Stefan Bogdan Salej*

Ninguém sabe ao certo quantos são: 16 milhões, 12 milhões, 4,6 milhões. Cada um, IBGE, SEBRAE, Ministério da Economia, fala um número. Número de pequenas, microempresas, empreendedores. Os dados mais confiáveis, e que governo menos usa, são do IBGE, que dizem que 87% das atividades econômicas do país são exercidas por esse segmento econômico. E principalmente social, já que ele é o grande amortecedor do desemprego no país.

Esse segmento é que também emprega o maior número de pessoas, bem maior do que os 35 milhões que possuem carteira de trabalho assinada. No desemprego, lembra de anos atrás, do engenheiro que virou sorveteiro? O brasileiro e a brasileira não têm muita opção senão virar “empreendedor” ou seja, trabalhar por conta própria. E vai sobrevivendo da noite para dia, às vezes cumprindo as obrigações legais e registrando a empresa dentro de uma legislação um pouco mais flexível do que a legislação que rege o mundo empresarial (uma das piores do mundo, segundo o Banco Mundial) e na maioria das vezes, informal. É só para sobreviver, incluindo a família como um todo no negócio.

Não deixa de ser surpreendente como as pessoas são criativas, trabalhadoras e cumpridoras de suas obrigações nesse mundo que Brasil elitizado, seja empresarial, seja governo, consideram marginalizado. Basta andar no bairro Jardins, em São Paulo, para ver como a elite, consolidada politicamente e empresarialmente, olha com desprezo os camelôs, vendedores da rua e outros que não conseguiram emprego e estão defendendo nada mais e nada menos que o pão de cada dia.

E nessa situação de hoje, onde está esse lumpenempresariat, os que não chegaram a ser empresários, que são chamados de informais, de empreendedores e não sei o que mais, mas que representam certamente o maior segmento da população brasileira?

Itens de um conjunto de dados:
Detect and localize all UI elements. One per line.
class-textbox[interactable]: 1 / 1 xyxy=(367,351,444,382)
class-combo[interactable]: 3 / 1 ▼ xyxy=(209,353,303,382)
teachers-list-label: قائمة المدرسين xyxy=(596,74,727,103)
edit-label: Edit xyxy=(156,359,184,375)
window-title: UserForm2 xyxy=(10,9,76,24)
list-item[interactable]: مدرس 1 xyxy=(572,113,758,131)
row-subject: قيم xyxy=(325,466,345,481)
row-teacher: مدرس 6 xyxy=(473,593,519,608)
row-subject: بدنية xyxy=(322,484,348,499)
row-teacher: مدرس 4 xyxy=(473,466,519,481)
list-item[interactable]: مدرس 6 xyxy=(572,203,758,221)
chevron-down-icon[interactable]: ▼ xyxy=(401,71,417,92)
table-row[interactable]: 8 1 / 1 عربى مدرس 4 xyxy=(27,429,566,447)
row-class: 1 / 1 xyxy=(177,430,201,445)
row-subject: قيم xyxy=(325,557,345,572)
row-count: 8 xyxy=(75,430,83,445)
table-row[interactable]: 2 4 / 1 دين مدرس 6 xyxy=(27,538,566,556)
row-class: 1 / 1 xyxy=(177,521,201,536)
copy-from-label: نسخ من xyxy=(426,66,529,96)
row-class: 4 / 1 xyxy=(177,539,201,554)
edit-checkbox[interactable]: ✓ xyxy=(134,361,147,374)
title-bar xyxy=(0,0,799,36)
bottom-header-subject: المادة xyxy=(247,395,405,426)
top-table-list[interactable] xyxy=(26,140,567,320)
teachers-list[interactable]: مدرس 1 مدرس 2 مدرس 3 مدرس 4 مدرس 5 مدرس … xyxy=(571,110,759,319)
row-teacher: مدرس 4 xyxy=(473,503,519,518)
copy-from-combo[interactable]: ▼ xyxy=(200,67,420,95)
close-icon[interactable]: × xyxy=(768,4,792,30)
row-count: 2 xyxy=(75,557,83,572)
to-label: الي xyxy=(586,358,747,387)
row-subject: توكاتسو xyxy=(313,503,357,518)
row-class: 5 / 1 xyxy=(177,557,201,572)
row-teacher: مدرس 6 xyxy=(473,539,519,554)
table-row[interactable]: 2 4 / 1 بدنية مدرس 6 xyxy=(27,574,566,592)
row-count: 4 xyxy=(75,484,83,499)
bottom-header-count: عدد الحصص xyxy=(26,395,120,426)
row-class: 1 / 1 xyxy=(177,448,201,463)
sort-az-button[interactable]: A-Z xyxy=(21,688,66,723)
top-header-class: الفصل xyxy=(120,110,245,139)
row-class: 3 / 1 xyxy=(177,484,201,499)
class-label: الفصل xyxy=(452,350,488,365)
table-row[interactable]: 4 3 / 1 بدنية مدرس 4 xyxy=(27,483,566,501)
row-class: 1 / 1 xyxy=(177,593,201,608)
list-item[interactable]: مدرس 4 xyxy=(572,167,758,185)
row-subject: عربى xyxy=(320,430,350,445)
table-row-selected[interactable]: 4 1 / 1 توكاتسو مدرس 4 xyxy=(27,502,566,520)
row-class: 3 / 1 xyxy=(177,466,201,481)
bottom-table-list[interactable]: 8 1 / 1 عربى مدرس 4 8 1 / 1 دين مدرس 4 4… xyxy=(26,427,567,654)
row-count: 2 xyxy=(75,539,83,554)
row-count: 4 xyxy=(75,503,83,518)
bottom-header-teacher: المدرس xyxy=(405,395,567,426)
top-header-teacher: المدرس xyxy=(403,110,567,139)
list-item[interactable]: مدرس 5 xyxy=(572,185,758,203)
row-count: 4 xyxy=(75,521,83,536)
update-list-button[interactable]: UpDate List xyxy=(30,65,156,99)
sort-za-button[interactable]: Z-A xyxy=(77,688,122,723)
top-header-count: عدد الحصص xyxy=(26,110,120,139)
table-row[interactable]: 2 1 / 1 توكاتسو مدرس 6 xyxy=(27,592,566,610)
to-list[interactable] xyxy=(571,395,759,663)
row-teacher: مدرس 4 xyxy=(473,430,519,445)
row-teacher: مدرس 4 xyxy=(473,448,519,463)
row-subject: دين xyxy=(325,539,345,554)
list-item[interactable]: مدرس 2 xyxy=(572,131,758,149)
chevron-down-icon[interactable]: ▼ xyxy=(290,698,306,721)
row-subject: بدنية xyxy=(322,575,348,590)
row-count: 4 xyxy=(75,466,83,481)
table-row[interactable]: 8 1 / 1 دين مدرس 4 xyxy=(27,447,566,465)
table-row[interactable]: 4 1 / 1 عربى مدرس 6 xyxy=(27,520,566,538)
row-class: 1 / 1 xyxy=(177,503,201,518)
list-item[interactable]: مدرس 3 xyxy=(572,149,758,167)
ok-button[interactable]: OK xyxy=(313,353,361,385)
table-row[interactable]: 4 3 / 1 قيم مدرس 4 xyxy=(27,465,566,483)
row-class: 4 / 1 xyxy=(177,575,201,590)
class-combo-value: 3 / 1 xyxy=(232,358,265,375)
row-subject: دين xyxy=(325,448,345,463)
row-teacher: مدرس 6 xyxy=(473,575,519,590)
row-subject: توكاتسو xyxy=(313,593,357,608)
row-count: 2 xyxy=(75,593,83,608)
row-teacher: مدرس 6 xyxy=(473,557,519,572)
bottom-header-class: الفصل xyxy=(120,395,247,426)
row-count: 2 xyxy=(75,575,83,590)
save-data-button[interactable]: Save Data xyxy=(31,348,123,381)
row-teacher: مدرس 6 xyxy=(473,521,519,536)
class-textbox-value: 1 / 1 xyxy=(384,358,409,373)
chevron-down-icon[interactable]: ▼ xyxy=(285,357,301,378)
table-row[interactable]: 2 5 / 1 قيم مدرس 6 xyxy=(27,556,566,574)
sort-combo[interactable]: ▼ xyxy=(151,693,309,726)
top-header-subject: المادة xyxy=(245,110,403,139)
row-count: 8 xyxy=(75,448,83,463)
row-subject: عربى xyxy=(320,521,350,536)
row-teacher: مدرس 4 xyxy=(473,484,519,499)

## Lista de tarefas
**a.** Liste todas as instituições citadas pelo nome no texto sobre os pequenos empreendedores.
**b.** Transcreva sem alterações, do texto sobre os pequenos empreendedores, tudo o que vai de "Ninguém sabe ao" até "desemprego no país.".
**c.** Resuma o texto sobre os pequenos empreendedores em duas frases.
As linhas não têm nenhuma relação com o texto.

## Respostas do exercício
**a.** IBGE, SEBRAE, Ministério da Economia, Banco Mundial

**b.**
Ninguém sabe ao certo quantos são: 16 milhões, 12 milhões, 4,6 milhões. Cada um, IBGE, SEBRAE, Ministério da Economia, fala um número. Número de pequenas, microempresas, empreendedores. Os dados mais confiáveis, e que governo menos usa, são do IBGE, que dizem que 87% das atividades econômicas do país são exercidas por esse segmento econômico. E principalmente social, já que ele é o grande amortecedor do desemprego no país.

**c.** Não se sabe ao certo quantos são os pequenos negócios, microempresas e empreendedores no Brasil, mas, segundo o IBGE, esse segmento exerce 87% das atividades econômicas do país e é o grande amortecedor do desemprego. Sem muita opção, muitos brasileiros passam a trabalhar por conta própria, na maioria das vezes na informalidade e apenas para sobreviver, e são olhados com desprezo pela elite.